__Prompt__. Collect all lines from the listing that include the string "Ἰούλιος".

** start **

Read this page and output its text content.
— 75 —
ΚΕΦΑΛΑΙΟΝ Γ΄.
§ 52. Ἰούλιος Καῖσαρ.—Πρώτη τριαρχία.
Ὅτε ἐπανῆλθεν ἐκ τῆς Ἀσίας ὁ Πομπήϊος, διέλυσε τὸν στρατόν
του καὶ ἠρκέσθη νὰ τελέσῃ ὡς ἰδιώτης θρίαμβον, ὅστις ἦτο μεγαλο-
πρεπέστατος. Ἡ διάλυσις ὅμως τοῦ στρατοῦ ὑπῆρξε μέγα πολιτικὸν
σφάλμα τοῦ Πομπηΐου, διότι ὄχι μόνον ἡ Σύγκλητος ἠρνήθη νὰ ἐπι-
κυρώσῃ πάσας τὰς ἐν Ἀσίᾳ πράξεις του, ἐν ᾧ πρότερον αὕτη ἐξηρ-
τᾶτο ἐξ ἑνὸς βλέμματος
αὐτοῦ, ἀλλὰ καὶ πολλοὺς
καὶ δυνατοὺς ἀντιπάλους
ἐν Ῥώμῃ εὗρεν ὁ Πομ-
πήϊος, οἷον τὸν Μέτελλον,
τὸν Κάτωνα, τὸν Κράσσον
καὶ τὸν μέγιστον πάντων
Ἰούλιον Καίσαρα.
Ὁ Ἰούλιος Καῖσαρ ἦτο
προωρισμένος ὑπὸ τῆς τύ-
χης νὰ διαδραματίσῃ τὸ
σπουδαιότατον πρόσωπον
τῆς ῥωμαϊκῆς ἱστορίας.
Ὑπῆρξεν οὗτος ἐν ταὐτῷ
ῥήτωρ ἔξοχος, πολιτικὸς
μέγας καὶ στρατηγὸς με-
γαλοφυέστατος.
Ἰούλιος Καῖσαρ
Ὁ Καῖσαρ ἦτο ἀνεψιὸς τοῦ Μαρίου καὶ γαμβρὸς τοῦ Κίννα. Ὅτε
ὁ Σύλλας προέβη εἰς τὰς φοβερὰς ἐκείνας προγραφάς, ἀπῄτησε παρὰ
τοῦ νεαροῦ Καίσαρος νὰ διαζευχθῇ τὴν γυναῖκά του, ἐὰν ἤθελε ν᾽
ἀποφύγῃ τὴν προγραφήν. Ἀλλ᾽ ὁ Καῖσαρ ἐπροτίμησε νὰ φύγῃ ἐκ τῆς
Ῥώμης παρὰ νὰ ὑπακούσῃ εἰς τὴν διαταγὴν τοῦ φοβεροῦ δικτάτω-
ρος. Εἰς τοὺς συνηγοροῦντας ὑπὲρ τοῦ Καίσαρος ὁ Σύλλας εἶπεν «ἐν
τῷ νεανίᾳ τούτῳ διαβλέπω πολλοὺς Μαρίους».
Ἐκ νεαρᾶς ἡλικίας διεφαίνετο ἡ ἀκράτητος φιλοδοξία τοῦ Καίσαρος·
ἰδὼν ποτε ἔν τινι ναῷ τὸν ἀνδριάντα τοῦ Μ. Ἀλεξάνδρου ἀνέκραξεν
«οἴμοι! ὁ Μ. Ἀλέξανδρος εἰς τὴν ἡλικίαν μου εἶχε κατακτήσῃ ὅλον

** end **

__The completed task__.
§ 52. Ἰούλιος Καῖσαρ.—Πρώτη τριαρχία.
Ὁ Ἰούλιος Καῖσαρ ἦτο
Ἰούλιος Καῖσαρ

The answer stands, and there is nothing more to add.